• [Ziel A]
Gib aus dem Text über New York den Abschnitt von „Als Student hatte“ bis einschließlich „ansonsten Pleite war.“ wortgetreu wieder.
• [Ziel B]
Führe den Text über die 48 Stunden in New York nach seinem letzten Satz weiter.

• [Ausgewählter Abschnitt]
23.09.2020

Von Brotkrümelen und vom Geld.

Es ist ein wenig kalt hier. Die Metropolitan Opera hatte ihre Klimaanlage auf Maximum gestellt. Draußen war ein heisser Sommer. Hier drin war es aber fröstelnd kalt.  


Ich hatte Gänsehaut. Halb wegen der kalten Luft. Halb wegen der Arie die gerade gesungen wurde: Nessun Dorma.


Und jeder Tschibo-Classic-Collection Kommerzialisierung trotzend, weine ich hier in der New Yorker Oper. Berührt mich diese Arie. Die Inszenierung staubt zwar mehr als die Kostüme. Aber die Stimme hebt mich in den Himmel. Dieser Himmel ist an diesen Tag voller „erste mal“.




Ich war Mitte 20. Und das erste mal in New York City. Hatte keinerlei Geld und kleinerlei Ressourcen. Dachte ich. 


Wie überlebte ich in NYC ohne Geld? 

Wie schafft ich es am Ende meines Aufenthaltes reicher als am Anfang zu sein?

Wie bin ich bloss hier hingekommen? Und wie in die Oper?


Als Student hatte ich mir alles Geld zusammen gespart. Ein Jahr lang. Ich wollte an einem Fußball-Turnier teilnehmen in Houston. Und um mein Budget zu schonen, hatte ich eine wilde Flugroute über Istanbul gewählt, die mir 48 Stunden Aufenthalt in Manhattan schenkte, auf meinem Weg nach Texas. Mein Gespartes ging für den Flug drauf. So das ich zwar dieses Geschenk der 48 Stunden in NYC hatte, aber ansonsten Pleite war. 




Das erste mal New York ist wie nach Hause kommen in sein altes Zimmer bei seinen Eltern. Alles hat sich geändert, aber alles erinnert einen an früher. Das Fernsehen und das Kino hat mir New York öfter gezeigt als, ich mir selber irgend eine andere Stadt. Ich war nie vorher da und fühle mich trotzdem wie zuhause. Einfach als würde ich dazu gehören.


Bis darauf das New York allemal eine Stadt ist, wo Geld der einzige Türöffner ist. Und man ohne Geld vor verschlossen Türen steht. Und Geld hatte ich absolut keines als junger Student. 


48 Stunden ohne Schlüssel. Sollte ich einfach die 2 Tage vor den Fenstern von Tiffany stehen und durch die Schaufenster meine Sehnsucht leben? Sehnsucht nach den Räumen, die man nur mit dem Schlüssel Geld betreten kann? 


Ich war da und man hat dort keinen Platz und sieht nichts, weil diese Idee schon viele andere hatten und man wie die Mona Lisa im Louvre gar nicht zum sehen bekommt, vor lauter anderer Schlüssel-loser. Der Bürgersteig vor Tiffany ist immer voll.

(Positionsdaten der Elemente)

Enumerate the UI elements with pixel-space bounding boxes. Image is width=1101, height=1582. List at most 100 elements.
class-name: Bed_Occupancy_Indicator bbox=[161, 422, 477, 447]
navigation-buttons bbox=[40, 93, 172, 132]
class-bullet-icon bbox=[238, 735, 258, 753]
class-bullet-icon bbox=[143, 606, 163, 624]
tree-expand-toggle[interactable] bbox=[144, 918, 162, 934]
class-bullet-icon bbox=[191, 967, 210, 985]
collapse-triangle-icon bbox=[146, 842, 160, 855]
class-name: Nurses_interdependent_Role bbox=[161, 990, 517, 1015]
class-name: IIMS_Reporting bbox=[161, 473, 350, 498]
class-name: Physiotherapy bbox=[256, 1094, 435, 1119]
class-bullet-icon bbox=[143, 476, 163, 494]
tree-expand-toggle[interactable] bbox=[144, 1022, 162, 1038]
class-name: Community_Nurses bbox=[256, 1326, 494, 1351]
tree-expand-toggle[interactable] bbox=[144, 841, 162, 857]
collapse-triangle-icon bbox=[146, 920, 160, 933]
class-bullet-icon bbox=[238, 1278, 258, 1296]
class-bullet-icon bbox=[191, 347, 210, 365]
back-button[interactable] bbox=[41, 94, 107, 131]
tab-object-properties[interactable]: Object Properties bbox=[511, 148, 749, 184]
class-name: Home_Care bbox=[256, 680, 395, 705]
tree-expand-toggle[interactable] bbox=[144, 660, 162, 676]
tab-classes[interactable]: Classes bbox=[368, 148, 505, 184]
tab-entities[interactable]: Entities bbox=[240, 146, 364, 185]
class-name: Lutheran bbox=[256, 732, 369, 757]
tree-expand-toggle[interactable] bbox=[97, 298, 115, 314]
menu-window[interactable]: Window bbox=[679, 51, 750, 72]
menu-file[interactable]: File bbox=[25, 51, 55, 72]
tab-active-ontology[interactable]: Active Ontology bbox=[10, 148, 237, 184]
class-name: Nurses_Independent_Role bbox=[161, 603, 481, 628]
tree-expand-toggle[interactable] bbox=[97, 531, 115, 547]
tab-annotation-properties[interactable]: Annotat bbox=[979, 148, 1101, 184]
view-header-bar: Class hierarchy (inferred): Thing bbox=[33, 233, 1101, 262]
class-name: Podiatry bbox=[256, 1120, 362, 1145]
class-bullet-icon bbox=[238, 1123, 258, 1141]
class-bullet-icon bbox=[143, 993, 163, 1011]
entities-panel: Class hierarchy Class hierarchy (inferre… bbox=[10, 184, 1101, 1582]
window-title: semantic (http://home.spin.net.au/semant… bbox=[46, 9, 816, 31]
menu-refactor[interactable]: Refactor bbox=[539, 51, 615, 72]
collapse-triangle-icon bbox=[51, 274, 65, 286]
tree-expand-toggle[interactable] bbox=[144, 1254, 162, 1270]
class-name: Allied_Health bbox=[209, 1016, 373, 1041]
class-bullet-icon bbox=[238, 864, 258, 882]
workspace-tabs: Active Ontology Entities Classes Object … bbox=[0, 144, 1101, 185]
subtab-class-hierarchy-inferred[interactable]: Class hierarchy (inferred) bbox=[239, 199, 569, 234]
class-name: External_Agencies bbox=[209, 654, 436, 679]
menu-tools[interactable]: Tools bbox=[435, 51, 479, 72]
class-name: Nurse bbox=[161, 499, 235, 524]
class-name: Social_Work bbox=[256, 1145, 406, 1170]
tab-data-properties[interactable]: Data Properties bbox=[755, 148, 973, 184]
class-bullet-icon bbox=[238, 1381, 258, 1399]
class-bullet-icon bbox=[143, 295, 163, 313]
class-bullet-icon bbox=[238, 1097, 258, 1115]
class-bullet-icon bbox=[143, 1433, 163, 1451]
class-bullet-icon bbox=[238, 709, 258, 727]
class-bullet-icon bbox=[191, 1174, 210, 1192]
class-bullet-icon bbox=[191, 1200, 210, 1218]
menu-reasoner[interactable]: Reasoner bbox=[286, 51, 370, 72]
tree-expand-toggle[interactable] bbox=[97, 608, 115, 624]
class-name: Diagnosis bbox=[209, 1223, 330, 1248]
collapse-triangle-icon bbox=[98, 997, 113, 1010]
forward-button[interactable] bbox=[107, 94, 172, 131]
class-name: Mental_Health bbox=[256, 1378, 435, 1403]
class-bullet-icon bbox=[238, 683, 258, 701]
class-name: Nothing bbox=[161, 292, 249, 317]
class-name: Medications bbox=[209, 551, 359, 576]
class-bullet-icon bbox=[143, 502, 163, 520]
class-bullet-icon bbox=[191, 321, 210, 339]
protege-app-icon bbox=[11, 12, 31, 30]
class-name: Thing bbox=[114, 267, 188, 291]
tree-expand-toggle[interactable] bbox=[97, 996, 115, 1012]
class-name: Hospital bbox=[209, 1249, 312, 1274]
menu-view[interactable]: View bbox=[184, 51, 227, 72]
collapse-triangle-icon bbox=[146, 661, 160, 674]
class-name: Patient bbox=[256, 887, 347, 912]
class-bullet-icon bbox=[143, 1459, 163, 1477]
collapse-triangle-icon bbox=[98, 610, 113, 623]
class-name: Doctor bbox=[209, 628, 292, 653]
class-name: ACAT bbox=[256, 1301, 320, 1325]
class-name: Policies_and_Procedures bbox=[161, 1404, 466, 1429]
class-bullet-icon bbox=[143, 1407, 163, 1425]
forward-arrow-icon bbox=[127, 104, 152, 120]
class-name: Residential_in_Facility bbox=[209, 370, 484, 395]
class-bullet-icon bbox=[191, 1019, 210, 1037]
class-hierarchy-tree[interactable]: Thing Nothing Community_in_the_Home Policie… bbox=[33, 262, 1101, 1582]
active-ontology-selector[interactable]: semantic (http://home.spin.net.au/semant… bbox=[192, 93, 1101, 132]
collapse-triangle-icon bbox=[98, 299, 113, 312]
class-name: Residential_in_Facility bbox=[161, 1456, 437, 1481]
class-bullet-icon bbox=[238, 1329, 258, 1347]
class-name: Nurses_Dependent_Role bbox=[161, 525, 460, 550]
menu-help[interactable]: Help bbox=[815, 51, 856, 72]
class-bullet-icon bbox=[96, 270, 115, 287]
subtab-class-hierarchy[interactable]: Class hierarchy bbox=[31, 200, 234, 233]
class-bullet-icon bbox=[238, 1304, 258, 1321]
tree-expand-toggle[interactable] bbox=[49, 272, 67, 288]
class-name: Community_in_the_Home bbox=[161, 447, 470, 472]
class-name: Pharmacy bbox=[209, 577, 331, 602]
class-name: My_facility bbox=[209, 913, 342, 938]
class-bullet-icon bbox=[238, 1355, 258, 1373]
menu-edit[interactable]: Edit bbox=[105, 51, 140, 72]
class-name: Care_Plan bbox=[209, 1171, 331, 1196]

• [Ausgabe A]
Als Student hatte ich mir alles Geld zusammen gespart. Ein Jahr lang. Ich wollte an einem Fußball-Turnier teilnehmen in Houston. Und um mein Budget zu schonen, hatte ich eine wilde Flugroute über Istanbul gewählt, die mir 48 Stunden Aufenthalt in Manhattan schenkte, auf meinem Weg nach Texas. Mein Gespartes ging für den Flug drauf. So das ich zwar dieses Geschenk der 48 Stunden in NYC hatte, aber ansonsten Pleite war.

• [Ausgabe B]
Breakfast at Tiffanys


Der Bus vom Flughafen nach Manhattan ist günstig und mach einen direkt demütig. Meine beiden Nächte auf der Insel, schlief ich auf dem Sofa eines Sport-Kamaraden. Ein Hotel oder Hostel war einfach nicht drin. Ein einfaches Fragen hat gereicht und David hat mich mir seine Tür aufgemacht. Auf seine Frage, was ich in den 48 Std. vor habe, antworte ich ehrlich: „Nichts, weil ich kein Geld habe.“


Und dann bin ich doch zu den besten Museen dieser Welt gegangen, an Tagen an dennen sie umsonst öffnen. Habe mir Manhattan erlaufen. Und noch viel wichtiger, erhört. Jede Stadt hat eine ganz eigenen und bestimmen Geräusche-Teppich. So natürlich auch New York. Ich ging in die Nähe des Hotels in dem John Cage in den 60ern beschloss hat, das dieser Teppich niemanden und allen gehört und er ihn deswegen zu Musik erklärt und zur sogenannten Neuen Musik formte.


An dieser Strassenecke stand ich lange und schloss meine Augen und hört was John Cage damals gehört hat. Seine spätere Ballet Musik höre ich jetzt schon seit 20 Jahren.


Nach diesem „Konzert“ und der Hitze des Sommers war ich ein wenig Müde und wollte mich in den Central Park legen und ausruhen. Kaum hatte ich mir einen ruhigen Flecken Gras ausgesucht, schrie mich überraschend eine Gruppe älterer Damen zu sich, auf eine große Picknick Decke. Ich bin nicht sicher, ob das Haarspray der vier Damen alleine für das Ozon-Loch damals gesorgt hat, aber es war mit Sicherheit auch nicht förderlich gewesen. Ganz Hausfrauen aus Brooklyn, hatten sie mehrere Taschen voll mit Tupperware, die überquellen mit allem was man sich so als deftiges Amerikanische Essen vorstellen kann.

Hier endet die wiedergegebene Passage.